▶ _Goal of the exercise_:
Locate the string "County" in the records below. Copy every line where it occurs.
Records start
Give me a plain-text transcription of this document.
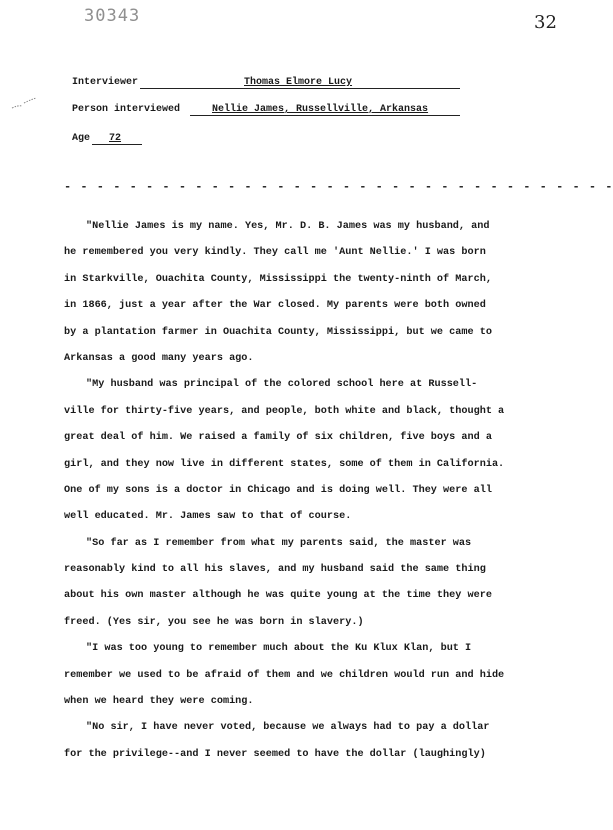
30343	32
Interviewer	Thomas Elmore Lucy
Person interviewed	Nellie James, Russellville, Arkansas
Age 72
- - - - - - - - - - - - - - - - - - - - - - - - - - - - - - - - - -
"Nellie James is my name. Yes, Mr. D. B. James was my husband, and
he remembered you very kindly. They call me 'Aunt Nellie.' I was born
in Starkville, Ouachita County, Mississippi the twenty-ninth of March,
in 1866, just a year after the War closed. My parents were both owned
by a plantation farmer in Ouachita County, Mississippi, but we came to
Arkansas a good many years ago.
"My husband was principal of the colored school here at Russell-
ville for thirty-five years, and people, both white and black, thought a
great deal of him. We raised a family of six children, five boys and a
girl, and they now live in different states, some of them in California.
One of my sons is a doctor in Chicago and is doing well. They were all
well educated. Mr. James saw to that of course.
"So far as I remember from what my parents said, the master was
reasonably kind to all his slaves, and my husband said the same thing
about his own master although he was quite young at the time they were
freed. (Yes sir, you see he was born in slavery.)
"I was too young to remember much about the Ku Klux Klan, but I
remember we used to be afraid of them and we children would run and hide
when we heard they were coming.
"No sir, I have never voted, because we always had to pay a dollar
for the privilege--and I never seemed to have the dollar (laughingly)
Records end
▶ _Task output_:
in Starkville, Ouachita County, Mississippi the twenty-ninth of March,
by a plantation farmer in Ouachita County, Mississippi, but we came to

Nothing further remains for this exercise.